* Start *

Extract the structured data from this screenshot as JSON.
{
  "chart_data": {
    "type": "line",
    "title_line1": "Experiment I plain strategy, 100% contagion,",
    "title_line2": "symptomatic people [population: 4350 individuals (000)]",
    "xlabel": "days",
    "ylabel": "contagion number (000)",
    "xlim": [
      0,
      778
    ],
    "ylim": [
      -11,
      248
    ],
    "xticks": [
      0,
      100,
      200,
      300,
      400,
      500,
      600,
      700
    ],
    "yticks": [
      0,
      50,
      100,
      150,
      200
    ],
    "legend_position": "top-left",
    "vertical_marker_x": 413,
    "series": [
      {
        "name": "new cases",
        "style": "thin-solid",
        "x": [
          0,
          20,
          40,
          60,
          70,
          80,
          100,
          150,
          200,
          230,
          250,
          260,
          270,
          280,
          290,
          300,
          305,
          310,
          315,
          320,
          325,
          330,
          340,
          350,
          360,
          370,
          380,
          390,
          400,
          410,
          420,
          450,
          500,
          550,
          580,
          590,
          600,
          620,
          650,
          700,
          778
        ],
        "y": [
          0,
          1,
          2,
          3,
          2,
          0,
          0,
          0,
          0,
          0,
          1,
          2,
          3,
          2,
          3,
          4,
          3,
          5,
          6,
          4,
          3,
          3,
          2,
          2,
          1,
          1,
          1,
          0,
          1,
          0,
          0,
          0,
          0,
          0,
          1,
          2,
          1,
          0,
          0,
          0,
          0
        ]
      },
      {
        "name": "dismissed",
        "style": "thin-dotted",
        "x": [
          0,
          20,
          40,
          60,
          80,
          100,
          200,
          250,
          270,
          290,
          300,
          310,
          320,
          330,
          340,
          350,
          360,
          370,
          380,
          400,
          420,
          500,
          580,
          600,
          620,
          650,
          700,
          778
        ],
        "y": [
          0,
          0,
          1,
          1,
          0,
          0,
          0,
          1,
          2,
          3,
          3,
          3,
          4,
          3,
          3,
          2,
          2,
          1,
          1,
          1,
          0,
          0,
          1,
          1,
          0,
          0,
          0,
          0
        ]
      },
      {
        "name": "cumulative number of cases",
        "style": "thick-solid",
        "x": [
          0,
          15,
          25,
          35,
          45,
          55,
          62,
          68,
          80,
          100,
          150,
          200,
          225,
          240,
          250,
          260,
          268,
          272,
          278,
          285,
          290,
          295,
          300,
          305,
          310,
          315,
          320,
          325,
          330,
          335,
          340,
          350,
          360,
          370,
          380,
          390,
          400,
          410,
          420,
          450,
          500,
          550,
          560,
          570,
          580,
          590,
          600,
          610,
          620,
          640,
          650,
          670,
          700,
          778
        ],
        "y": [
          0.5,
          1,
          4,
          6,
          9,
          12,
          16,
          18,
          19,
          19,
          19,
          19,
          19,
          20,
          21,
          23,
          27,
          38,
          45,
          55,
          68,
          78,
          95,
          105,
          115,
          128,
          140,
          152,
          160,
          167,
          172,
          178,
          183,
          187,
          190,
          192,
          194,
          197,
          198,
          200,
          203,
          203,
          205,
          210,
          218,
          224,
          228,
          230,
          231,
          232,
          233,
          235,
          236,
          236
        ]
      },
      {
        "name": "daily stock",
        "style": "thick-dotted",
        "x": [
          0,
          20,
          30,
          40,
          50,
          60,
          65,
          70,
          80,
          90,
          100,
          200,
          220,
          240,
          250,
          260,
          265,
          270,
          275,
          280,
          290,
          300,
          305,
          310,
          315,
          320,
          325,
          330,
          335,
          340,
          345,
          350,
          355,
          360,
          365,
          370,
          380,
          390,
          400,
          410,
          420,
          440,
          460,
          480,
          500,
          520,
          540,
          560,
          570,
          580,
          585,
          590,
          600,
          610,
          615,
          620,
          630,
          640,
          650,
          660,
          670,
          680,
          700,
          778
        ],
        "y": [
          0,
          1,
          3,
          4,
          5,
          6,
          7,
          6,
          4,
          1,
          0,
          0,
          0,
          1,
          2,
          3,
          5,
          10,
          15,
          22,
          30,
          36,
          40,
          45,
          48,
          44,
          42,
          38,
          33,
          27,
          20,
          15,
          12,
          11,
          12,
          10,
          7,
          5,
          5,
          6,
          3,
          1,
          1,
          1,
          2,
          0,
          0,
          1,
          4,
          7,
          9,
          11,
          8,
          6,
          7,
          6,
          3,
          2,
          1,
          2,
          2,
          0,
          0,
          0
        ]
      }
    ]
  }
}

* End *

**WHAT IS EXPECTED:**
Copy out each line of the records where the string "cases" appears.

**SOLUTION:**
        "name": "new cases",
        "name": "cumulative number of cases",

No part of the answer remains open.